Top of Source passage
Introduction to seed plants
Seed plants are the familiar green components of wild, modified, and managed landscapes. They provide many of the things that are important to humans and other animal species: timber and paper, shelter, food, drugs, clothing, flowers, and, along with other photosynthetic organisms, they sustain life by converting sunlight into chemical energy and providing atmospheric oxygen.
Within the seed plants, two groups are traditionally recognised:
- Gymnosperms. The name gymnosperm means ‘naked seed’, a reference to the absence of an ovary. The 733 extant species of gymnosperms are classified into four main orders (Judd et al. 1999), the largest of which is the Coniferales. All New Zealand´s 20 native gymnosperms are conifers, classified in three families (Hart 1987; Kelch 1997, 1998).
- Angiosperms.The angiosperms, or flowering plants, are characterised by living companion cells in their inner bark that help organise the flow of nutrients; by a special triploid nutritive tissue, the endosperm, in their seeds; by their seeds enclosed in special structures, the carpels, hence the name angiosperm – ‘enclosed seed’; and by their most obvious feature, the flower, which is variously modified and provides the important characters for classification of the group. The angiosperms comprise about 234 000 living species (Thorne 1992).
New Zealand has about 5000 indigenous and exotic seed plant species, with an estimated 25 000 species in cultivation. Twenty species of conifers and over 2000 species of flowering plants are native in New Zealand. All the native conifers and over 80% of the indigenous flowering plants grow nowhere else on Earth.
Bottom of Source passage
Top of Information provided
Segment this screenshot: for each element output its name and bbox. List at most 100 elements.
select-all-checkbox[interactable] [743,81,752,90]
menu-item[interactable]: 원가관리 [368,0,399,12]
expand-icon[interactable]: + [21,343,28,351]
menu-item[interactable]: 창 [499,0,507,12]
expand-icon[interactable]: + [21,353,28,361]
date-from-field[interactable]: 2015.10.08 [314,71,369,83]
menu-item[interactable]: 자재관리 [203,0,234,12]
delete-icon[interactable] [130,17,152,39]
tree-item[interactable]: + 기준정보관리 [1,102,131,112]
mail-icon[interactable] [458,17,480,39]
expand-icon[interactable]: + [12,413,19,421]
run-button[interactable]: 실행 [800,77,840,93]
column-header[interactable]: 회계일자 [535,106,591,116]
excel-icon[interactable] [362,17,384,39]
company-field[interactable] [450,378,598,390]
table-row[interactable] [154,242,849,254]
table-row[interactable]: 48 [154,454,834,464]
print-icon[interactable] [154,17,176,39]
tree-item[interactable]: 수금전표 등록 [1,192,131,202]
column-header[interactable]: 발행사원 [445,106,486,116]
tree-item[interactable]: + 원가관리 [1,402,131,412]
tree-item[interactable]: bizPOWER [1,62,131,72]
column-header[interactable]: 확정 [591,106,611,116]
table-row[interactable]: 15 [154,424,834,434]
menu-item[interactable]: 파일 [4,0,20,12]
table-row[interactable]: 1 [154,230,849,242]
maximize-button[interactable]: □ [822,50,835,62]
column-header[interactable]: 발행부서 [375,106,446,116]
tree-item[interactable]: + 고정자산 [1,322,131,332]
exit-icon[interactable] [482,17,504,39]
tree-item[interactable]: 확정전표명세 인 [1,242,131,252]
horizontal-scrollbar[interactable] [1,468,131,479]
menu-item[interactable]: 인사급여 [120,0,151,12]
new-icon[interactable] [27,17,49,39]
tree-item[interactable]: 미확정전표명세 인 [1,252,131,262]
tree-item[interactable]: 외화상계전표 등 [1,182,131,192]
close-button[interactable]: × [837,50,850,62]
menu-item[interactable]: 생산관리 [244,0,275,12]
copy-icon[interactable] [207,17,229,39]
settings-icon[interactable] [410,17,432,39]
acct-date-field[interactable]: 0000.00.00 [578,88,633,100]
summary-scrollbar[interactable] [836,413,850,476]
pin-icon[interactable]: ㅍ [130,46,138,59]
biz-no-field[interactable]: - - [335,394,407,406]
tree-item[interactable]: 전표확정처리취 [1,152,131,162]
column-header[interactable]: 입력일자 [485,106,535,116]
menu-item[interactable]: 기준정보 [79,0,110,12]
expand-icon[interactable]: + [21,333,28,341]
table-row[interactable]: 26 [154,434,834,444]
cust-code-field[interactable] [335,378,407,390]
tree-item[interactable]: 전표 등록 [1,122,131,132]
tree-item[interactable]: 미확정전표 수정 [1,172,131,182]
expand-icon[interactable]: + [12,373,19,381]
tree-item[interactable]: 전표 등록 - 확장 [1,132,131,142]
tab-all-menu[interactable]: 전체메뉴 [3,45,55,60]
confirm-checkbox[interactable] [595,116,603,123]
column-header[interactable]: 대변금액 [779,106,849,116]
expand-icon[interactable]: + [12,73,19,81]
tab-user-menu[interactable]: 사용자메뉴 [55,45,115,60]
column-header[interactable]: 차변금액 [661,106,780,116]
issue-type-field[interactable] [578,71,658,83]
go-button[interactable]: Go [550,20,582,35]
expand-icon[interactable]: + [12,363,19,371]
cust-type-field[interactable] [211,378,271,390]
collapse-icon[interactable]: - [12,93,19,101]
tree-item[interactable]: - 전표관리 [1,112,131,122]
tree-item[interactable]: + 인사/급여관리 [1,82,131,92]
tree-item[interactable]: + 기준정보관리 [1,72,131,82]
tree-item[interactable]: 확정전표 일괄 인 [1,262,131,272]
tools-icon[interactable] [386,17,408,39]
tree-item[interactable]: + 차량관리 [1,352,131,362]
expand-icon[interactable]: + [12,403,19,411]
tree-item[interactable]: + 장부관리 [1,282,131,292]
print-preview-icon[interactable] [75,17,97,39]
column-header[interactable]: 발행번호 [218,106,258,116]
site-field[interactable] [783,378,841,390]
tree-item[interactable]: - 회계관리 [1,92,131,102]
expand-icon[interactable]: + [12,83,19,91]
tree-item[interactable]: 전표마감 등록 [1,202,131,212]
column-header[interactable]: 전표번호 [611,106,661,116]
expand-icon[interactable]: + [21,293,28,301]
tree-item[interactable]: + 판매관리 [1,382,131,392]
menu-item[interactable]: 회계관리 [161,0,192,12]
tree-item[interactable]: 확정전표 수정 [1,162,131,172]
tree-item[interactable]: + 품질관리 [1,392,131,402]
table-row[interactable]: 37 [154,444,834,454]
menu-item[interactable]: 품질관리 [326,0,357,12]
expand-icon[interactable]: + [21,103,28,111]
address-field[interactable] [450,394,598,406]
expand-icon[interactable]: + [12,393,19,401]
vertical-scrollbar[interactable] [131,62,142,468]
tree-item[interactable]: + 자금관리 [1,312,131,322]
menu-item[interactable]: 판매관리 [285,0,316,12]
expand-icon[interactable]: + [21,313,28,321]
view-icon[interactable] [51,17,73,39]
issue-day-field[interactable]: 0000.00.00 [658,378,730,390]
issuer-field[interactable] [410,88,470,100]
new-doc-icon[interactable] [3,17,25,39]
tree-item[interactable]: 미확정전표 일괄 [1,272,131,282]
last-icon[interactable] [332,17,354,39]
Bottom of Information provided
** Work request 1 **
Answer these questions from the seed plant passage.
(a) What does the name gymnosperm mean?
(b) About how many living species do the angiosperms comprise?
(c) What percentage of New Zealand's indigenous flowering plants grow nowhere else on Earth?
** Work request 2 **
Quote the stretch of the seed plant passage from "Introduction to seed" through "Kelch 1997, 1998).".
Rely on the seed plant passage alone.

** Task output 1 **
(a) 'Naked seed'
(b) About 234 000
(c) Over 80%

** Task output 2 **
Introduction to seed plants
Seed plants are the familiar green components of wild, modified, and managed landscapes. They provide many of the things that are important to humans and other animal species: timber and paper, shelter, food, drugs, clothing, flowers, and, along with other photosynthetic organisms, they sustain life by converting sunlight into chemical energy and providing atmospheric oxygen.
Within the seed plants, two groups are traditionally recognised:
- Gymnosperms. The name gymnosperm means ‘naked seed’, a reference to the absence of an ovary. The 733 extant species of gymnosperms are classified into four main orders (Judd et al. 1999), the largest of which is the Coniferales. All New Zealand´s 20 native gymnosperms are conifers, classified in three families (Hart 1987; Kelch 1997, 1998).